* [Given information]

◇ ◇ ◇ ◇

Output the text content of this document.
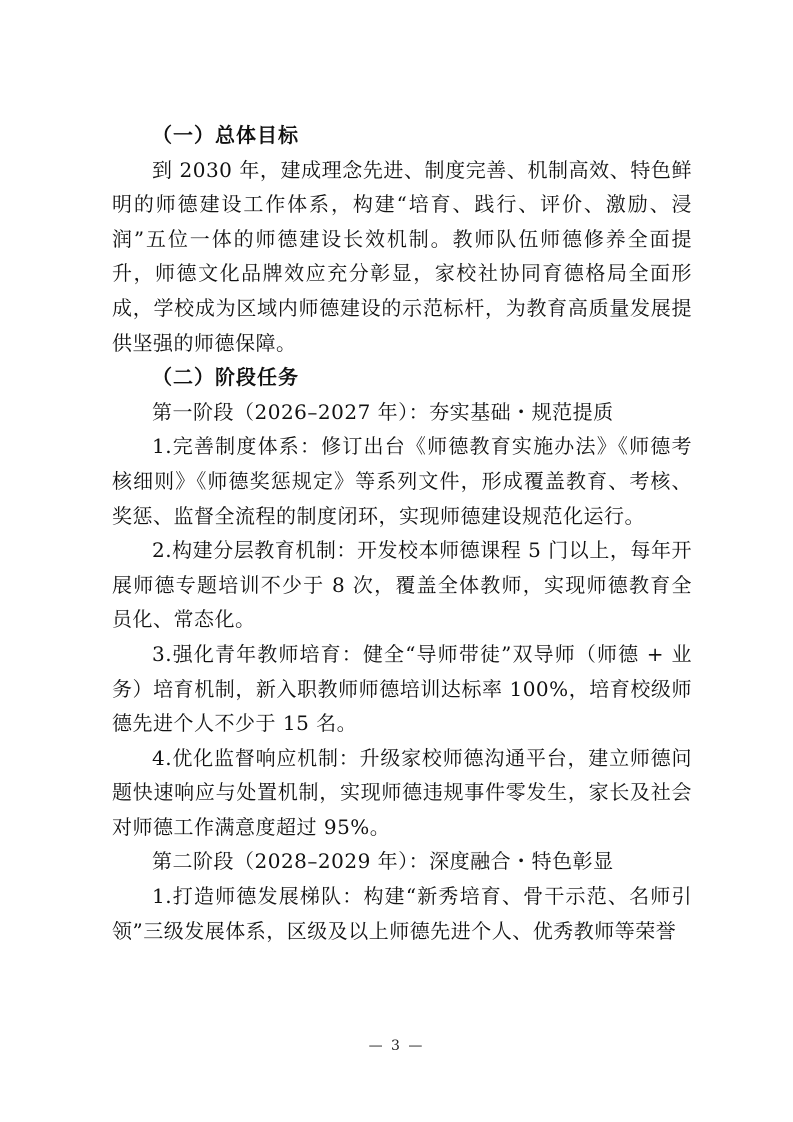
（一）总体目标

到 2030 年，建成理念先进、制度完善、机制高效、特色鲜明的师德建设工作体系，构建“培育、践行、评价、激励、浸润”五位一体的师德建设长效机制。教师队伍师德修养全面提升，师德文化品牌效应充分彰显，家校社协同育德格局全面形成，学校成为区域内师德建设的示范标杆，为教育高质量发展提供坚强的师德保障。

（二）阶段任务

第一阶段（2026–2027 年）：夯实基础・规范提质

1.完善制度体系：修订出台《师德教育实施办法》《师德考核细则》《师德奖惩规定》等系列文件，形成覆盖教育、考核、奖惩、监督全流程的制度闭环，实现师德建设规范化运行。

2.构建分层教育机制：开发校本师德课程 5 门以上，每年开展师德专题培训不少于 8 次，覆盖全体教师，实现师德教育全员化、常态化。

3.强化青年教师培育：健全“导师带徒”双导师（师德 + 业务）培育机制，新入职教师师德培训达标率 100%，培育校级师德先进个人不少于 15 名。

4.优化监督响应机制：升级家校师德沟通平台，建立师德问题快速响应与处置机制，实现师德违规事件零发生，家长及社会对师德工作满意度超过 95%。

第二阶段（2028–2029 年）：深度融合・特色彰显

1.打造师德发展梯队：构建“新秀培育、骨干示范、名师引领”三级发展体系，区级及以上师德先进个人、优秀教师等荣誉

— 3 —
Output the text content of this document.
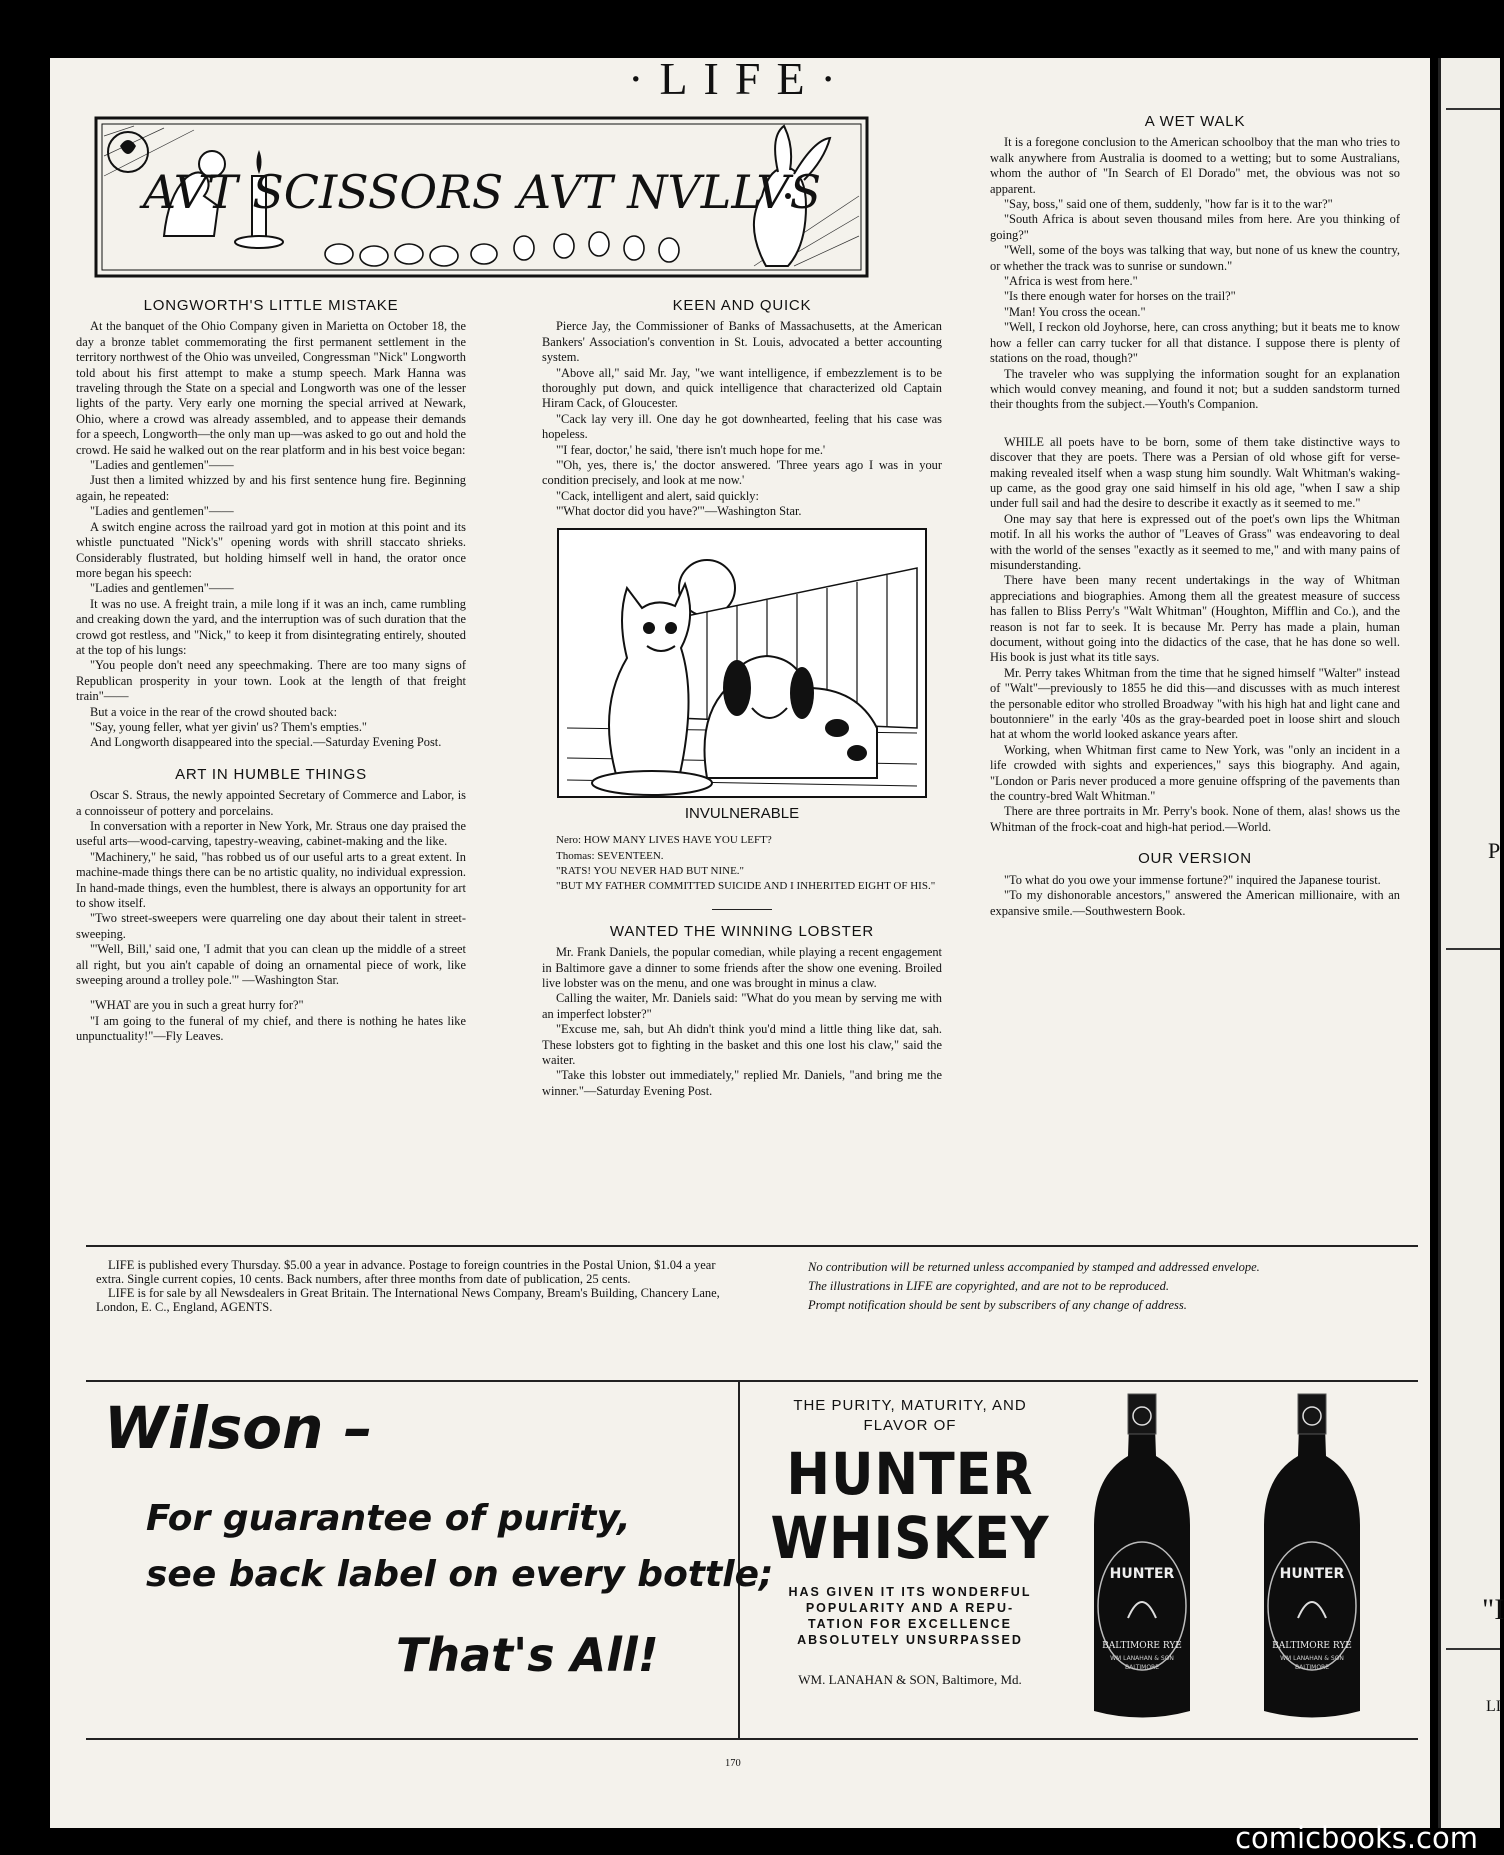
·LIFE·
AVT SCISSORS AVT NVLLVS
LONGWORTH'S LITTLE MISTAKE

At the banquet of the Ohio Company given in Marietta on October 18, the day a bronze tablet commemorating the first permanent settlement in the territory northwest of the Ohio was unveiled, Congressman "Nick" Longworth told about his first attempt to make a stump speech. Mark Hanna was traveling through the State on a special and Longworth was one of the lesser lights of the party. Very early one morning the special arrived at Newark, Ohio, where a crowd was already assembled, and to appease their demands for a speech, Longworth—the only man up—was asked to go out and hold the crowd. He said he walked out on the rear platform and in his best voice began:

"Ladies and gentlemen"——

Just then a limited whizzed by and his first sentence hung fire. Beginning again, he repeated:

"Ladies and gentlemen"——

A switch engine across the railroad yard got in motion at this point and its whistle punctuated "Nick's" opening words with shrill staccato shrieks. Considerably flustrated, but holding himself well in hand, the orator once more began his speech:

"Ladies and gentlemen"——

It was no use. A freight train, a mile long if it was an inch, came rumbling and creaking down the yard, and the interruption was of such duration that the crowd got restless, and "Nick," to keep it from disintegrating entirely, shouted at the top of his lungs:

"You people don't need any speechmaking. There are too many signs of Republican prosperity in your town. Look at the length of that freight train"——

But a voice in the rear of the crowd shouted back:

"Say, young feller, what yer givin' us? Them's empties."

And Longworth disappeared into the special.—Saturday Evening Post.

ART IN HUMBLE THINGS

Oscar S. Straus, the newly appointed Secretary of Commerce and Labor, is a connoisseur of pottery and porcelains.

In conversation with a reporter in New York, Mr. Straus one day praised the useful arts—wood-carving, tapestry-weaving, cabinet-making and the like.

"Machinery," he said, "has robbed us of our useful arts to a great extent. In machine-made things there can be no artistic quality, no individual expression. In hand-made things, even the humblest, there is always an opportunity for art to show itself.

"Two street-sweepers were quarreling one day about their talent in street-sweeping.

"'Well, Bill,' said one, 'I admit that you can clean up the middle of a street all right, but you ain't capable of doing an ornamental piece of work, like sweeping around a trolley pole.'" —Washington Star.

"WHAT are you in such a great hurry for?"

"I am going to the funeral of my chief, and there is nothing he hates like unpunctuality!"—Fly Leaves.

KEEN AND QUICK

Pierce Jay, the Commissioner of Banks of Massachusetts, at the American Bankers' Association's convention in St. Louis, advocated a better accounting system.

"Above all," said Mr. Jay, "we want intelligence, if embezzlement is to be thoroughly put down, and quick intelligence that characterized old Captain Hiram Cack, of Gloucester.

"Cack lay very ill. One day he got downhearted, feeling that his case was hopeless.

"'I fear, doctor,' he said, 'there isn't much hope for me.'

"'Oh, yes, there is,' the doctor answered. 'Three years ago I was in your condition precisely, and look at me now.'

"Cack, intelligent and alert, said quickly:

"'What doctor did you have?'"—Washington Star.

INVULNERABLE

Nero: HOW MANY LIVES HAVE YOU LEFT?

Thomas: SEVENTEEN.

"RATS! YOU NEVER HAD BUT NINE."

"BUT MY FATHER COMMITTED SUICIDE AND I INHERITED EIGHT OF HIS."

WANTED THE WINNING LOBSTER

Mr. Frank Daniels, the popular comedian, while playing a recent engagement in Baltimore gave a dinner to some friends after the show one evening. Broiled live lobster was on the menu, and one was brought in minus a claw.

Calling the waiter, Mr. Daniels said: "What do you mean by serving me with an imperfect lobster?"

"Excuse me, sah, but Ah didn't think you'd mind a little thing like dat, sah. These lobsters got to fighting in the basket and this one lost his claw," said the waiter.

"Take this lobster out immediately," replied Mr. Daniels, "and bring me the winner."—Saturday Evening Post.

A WET WALK

It is a foregone conclusion to the American schoolboy that the man who tries to walk anywhere from Australia is doomed to a wetting; but to some Australians, whom the author of "In Search of El Dorado" met, the obvious was not so apparent.

"Say, boss," said one of them, suddenly, "how far is it to the war?"

"South Africa is about seven thousand miles from here. Are you thinking of going?"

"Well, some of the boys was talking that way, but none of us knew the country, or whether the track was to sunrise or sundown."

"Africa is west from here."

"Is there enough water for horses on the trail?"

"Man! You cross the ocean."

"Well, I reckon old Joyhorse, here, can cross anything; but it beats me to know how a feller can carry tucker for all that distance. I suppose there is plenty of stations on the road, though?"

The traveler who was supplying the information sought for an explanation which would convey meaning, and found it not; but a sudden sandstorm turned their thoughts from the subject.—Youth's Companion.

WHILE all poets have to be born, some of them take distinctive ways to discover that they are poets. There was a Persian of old whose gift for verse-making revealed itself when a wasp stung him soundly. Walt Whitman's waking-up came, as the good gray one said himself in his old age, "when I saw a ship under full sail and had the desire to describe it exactly as it seemed to me."

One may say that here is expressed out of the poet's own lips the Whitman motif. In all his works the author of "Leaves of Grass" was endeavoring to deal with the world of the senses "exactly as it seemed to me," and with many pains of misunderstanding.

There have been many recent undertakings in the way of Whitman appreciations and biographies. Among them all the greatest measure of success has fallen to Bliss Perry's "Walt Whitman" (Houghton, Mifflin and Co.), and the reason is not far to seek. It is because Mr. Perry has made a plain, human document, without going into the didactics of the case, that he has done so well. His book is just what its title says.

Mr. Perry takes Whitman from the time that he signed himself "Walter" instead of "Walt"—previously to 1855 he did this—and discusses with as much interest the personable editor who strolled Broadway "with his high hat and light cane and boutonniere" in the early '40s as the gray-bearded poet in loose shirt and slouch hat at whom the world looked askance years after.

Working, when Whitman first came to New York, was "only an incident in a life crowded with sights and experiences," says this biography. And again, "London or Paris never produced a more genuine offspring of the pavements than the country-bred Walt Whitman."

There are three portraits in Mr. Perry's book. None of them, alas! shows us the Whitman of the frock-coat and high-hat period.—World.

OUR VERSION

"To what do you owe your immense fortune?" inquired the Japanese tourist.

"To my dishonorable ancestors," answered the American millionaire, with an expansive smile.—Southwestern Book.

LIFE is published every Thursday. $5.00 a year in advance. Postage to foreign countries in the Postal Union, $1.04 a year extra. Single current copies, 10 cents. Back numbers, after three months from date of publication, 25 cents.

LIFE is for sale by all Newsdealers in Great Britain. The International News Company, Bream's Building, Chancery Lane, London, E. C., England, AGENTS.

No contribution will be returned unless accompanied by stamped and addressed envelope.
The illustrations in LIFE are copyrighted, and are not to be reproduced.
Prompt notification should be sent by subscribers of any change of address.
Wilson –
For guarantee of purity,
see back label on every bottle;
That's All!
THE PURITY, MATURITY, AND
FLAVOR OF
HUNTER
WHISKEY
HAS GIVEN IT ITS WONDERFUL
POPULARITY AND A REPU-
TATION FOR EXCELLENCE
ABSOLUTELY UNSURPASSED
WM. LANAHAN & SON, Baltimore, Md.
HUNTER
BALTIMORE RYE
WM LANAHAN & SON
BALTIMORE
HUNTER
BALTIMORE RYE
WM LANAHAN & SON
BALTIMORE
170
P
"I
LI
comicbooks.com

◇ ◇ ◇ ◇

* [Directions]
Copy each line of the records that contains the word "says".

* [Written solution]
There have been many recent undertakings in the way of Whitman appreciations and biographies. Among them all the greatest measure of success has fallen to Bliss Perry's "Walt Whitman" (Houghton, Mifflin and Co.), and the reason is not far to seek. It is because Mr. Perry has made a plain, human document, without going into the didactics of the case, that he has done so well. His book is just what its title says.
Working, when Whitman first came to New York, was "only an incident in a life crowded with sights and experiences," says this biography. And again, "London or Paris never produced a more genuine offspring of the pavements than the country-bred Walt Whitman."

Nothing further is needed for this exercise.